SUPPLIED MATERIAL ::
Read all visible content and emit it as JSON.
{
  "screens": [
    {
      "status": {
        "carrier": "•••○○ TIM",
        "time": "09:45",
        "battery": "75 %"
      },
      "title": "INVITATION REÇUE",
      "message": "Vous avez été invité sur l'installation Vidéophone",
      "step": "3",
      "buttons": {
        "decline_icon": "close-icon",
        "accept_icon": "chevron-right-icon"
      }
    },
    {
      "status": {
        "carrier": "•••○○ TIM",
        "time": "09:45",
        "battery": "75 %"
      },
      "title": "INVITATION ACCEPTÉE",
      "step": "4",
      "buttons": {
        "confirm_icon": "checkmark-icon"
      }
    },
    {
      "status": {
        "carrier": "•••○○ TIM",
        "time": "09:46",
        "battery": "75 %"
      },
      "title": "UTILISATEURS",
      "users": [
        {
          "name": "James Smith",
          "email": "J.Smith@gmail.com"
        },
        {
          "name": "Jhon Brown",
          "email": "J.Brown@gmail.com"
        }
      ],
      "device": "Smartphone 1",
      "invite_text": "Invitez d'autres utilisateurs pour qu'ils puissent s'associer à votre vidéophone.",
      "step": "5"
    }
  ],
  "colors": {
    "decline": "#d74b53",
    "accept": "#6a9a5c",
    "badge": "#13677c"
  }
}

SET EXERCISE ::
Each line that has the word "INVITATION" should be copied.

EXERCISE SOLUTION ::
      "title": "INVITATION REÇUE",
      "title": "INVITATION ACCEPTÉE",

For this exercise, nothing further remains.